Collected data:
════════════════
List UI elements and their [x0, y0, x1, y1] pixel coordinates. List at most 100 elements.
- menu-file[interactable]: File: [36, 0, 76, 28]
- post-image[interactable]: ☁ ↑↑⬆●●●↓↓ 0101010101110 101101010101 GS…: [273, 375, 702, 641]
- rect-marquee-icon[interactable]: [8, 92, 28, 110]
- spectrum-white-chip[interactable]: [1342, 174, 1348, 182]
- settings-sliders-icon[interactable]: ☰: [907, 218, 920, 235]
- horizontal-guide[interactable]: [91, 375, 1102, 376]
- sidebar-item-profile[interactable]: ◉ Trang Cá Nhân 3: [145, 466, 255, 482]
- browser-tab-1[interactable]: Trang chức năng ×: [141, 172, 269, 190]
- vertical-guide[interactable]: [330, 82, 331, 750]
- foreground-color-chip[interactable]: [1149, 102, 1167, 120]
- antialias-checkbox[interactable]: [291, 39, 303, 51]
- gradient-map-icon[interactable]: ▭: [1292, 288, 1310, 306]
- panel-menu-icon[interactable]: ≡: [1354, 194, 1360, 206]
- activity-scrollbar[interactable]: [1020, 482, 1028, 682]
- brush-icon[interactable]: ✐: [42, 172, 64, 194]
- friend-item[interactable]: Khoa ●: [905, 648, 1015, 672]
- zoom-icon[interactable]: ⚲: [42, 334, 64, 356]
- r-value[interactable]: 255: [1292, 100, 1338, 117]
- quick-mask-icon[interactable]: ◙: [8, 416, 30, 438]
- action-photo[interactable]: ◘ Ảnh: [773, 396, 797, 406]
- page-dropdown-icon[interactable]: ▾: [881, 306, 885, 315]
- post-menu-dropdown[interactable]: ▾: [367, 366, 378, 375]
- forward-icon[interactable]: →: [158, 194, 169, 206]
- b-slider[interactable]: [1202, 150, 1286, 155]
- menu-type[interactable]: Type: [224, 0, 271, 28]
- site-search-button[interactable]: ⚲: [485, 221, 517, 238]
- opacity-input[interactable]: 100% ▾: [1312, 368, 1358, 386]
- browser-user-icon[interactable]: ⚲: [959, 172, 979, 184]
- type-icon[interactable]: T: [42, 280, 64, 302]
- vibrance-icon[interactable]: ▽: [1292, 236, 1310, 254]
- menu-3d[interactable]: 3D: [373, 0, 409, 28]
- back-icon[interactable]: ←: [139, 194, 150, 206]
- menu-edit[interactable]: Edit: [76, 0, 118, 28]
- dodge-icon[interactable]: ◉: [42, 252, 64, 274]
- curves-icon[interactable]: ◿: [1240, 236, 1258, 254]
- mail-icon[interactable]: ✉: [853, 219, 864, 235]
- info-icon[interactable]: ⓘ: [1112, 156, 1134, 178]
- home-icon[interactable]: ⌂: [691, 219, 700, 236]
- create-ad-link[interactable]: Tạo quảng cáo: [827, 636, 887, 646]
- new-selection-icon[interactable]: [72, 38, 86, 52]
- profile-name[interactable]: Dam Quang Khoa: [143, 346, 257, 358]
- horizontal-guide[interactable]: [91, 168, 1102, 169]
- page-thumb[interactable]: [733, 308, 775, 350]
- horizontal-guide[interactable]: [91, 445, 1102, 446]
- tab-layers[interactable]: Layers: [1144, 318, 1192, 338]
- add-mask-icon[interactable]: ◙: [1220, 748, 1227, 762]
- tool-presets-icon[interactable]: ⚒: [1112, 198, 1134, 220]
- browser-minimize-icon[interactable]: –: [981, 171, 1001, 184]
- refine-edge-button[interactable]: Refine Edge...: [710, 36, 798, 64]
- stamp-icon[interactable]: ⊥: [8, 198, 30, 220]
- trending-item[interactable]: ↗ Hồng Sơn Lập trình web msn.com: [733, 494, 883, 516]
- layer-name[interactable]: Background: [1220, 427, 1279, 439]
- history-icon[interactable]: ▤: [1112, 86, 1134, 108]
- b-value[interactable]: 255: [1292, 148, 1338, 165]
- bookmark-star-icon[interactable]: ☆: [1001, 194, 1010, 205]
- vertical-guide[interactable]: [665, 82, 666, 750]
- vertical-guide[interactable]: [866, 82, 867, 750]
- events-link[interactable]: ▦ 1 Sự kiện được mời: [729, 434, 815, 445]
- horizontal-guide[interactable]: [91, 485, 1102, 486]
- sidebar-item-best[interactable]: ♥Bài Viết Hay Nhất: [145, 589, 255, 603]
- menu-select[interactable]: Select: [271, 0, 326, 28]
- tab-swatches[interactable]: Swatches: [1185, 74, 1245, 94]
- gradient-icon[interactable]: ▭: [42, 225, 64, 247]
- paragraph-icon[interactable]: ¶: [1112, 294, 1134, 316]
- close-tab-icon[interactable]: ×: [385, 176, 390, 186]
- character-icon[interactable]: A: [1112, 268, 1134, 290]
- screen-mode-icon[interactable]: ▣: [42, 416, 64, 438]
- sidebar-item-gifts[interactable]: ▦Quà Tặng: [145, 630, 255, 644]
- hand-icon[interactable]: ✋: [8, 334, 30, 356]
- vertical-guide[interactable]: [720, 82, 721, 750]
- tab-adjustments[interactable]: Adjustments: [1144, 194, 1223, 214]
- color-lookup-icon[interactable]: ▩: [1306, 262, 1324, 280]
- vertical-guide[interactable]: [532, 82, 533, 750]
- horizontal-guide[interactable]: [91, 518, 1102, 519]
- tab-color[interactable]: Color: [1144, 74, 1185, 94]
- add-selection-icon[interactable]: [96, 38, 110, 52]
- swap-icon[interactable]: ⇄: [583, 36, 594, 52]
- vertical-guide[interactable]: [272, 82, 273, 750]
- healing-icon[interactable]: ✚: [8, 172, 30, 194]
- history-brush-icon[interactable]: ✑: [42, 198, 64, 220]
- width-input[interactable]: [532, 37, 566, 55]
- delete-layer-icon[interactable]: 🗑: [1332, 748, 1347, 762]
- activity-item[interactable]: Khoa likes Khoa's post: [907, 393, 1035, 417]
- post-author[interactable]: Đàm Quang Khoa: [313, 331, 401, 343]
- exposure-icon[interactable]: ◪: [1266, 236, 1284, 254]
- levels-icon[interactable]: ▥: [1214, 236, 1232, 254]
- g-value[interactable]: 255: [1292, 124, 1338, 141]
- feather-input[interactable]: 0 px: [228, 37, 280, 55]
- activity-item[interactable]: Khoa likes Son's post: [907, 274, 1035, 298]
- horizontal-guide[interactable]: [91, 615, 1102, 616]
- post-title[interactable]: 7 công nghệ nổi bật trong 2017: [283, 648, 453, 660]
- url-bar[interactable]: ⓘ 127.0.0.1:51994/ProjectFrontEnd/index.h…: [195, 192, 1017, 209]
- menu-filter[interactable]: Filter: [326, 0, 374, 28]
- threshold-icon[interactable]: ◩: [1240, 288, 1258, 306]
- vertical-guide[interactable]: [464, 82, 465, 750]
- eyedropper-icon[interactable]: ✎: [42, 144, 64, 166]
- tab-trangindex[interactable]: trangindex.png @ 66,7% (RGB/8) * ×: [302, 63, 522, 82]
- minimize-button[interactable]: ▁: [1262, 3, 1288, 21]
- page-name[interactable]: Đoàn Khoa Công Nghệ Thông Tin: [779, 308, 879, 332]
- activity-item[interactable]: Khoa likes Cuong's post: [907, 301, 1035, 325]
════════════════
### Direction:
Rewrite everything from the start of the records down to the line containing "- mail-icon[interactable]: ✉: [853, 219, 864, 235]", changing "interactable" to "clickable" and leaving all else as it is.

### Output of the task:
List UI elements and their [x0, y0, x1, y1] pixel coordinates. List at most 100 elements.
- menu-file[clickable]: File: [36, 0, 76, 28]
- post-image[clickable]: ☁ ↑↑⬆●●●↓↓ 0101010101110 101101010101 GS…: [273, 375, 702, 641]
- rect-marquee-icon[clickable]: [8, 92, 28, 110]
- spectrum-white-chip[clickable]: [1342, 174, 1348, 182]
- settings-sliders-icon[clickable]: ☰: [907, 218, 920, 235]
- horizontal-guide[clickable]: [91, 375, 1102, 376]
- sidebar-item-profile[clickable]: ◉ Trang Cá Nhân 3: [145, 466, 255, 482]
- browser-tab-1[clickable]: Trang chức năng ×: [141, 172, 269, 190]
- vertical-guide[clickable]: [330, 82, 331, 750]
- foreground-color-chip[clickable]: [1149, 102, 1167, 120]
- antialias-checkbox[clickable]: [291, 39, 303, 51]
- gradient-map-icon[clickable]: ▭: [1292, 288, 1310, 306]
- panel-menu-icon[clickable]: ≡: [1354, 194, 1360, 206]
- activity-scrollbar[clickable]: [1020, 482, 1028, 682]
- brush-icon[clickable]: ✐: [42, 172, 64, 194]
- friend-item[clickable]: Khoa ●: [905, 648, 1015, 672]
- zoom-icon[clickable]: ⚲: [42, 334, 64, 356]
- r-value[clickable]: 255: [1292, 100, 1338, 117]
- quick-mask-icon[clickable]: ◙: [8, 416, 30, 438]
- action-photo[clickable]: ◘ Ảnh: [773, 396, 797, 406]
- page-dropdown-icon[clickable]: ▾: [881, 306, 885, 315]
- post-menu-dropdown[clickable]: ▾: [367, 366, 378, 375]
- forward-icon[clickable]: →: [158, 194, 169, 206]
- b-slider[clickable]: [1202, 150, 1286, 155]
- menu-type[clickable]: Type: [224, 0, 271, 28]
- site-search-button[clickable]: ⚲: [485, 221, 517, 238]
- opacity-input[clickable]: 100% ▾: [1312, 368, 1358, 386]
- browser-user-icon[clickable]: ⚲: [959, 172, 979, 184]
- type-icon[clickable]: T: [42, 280, 64, 302]
- vibrance-icon[clickable]: ▽: [1292, 236, 1310, 254]
- menu-3d[clickable]: 3D: [373, 0, 409, 28]
- back-icon[clickable]: ←: [139, 194, 150, 206]
- menu-edit[clickable]: Edit: [76, 0, 118, 28]
- dodge-icon[clickable]: ◉: [42, 252, 64, 274]
- curves-icon[clickable]: ◿: [1240, 236, 1258, 254]
- mail-icon[clickable]: ✉: [853, 219, 864, 235]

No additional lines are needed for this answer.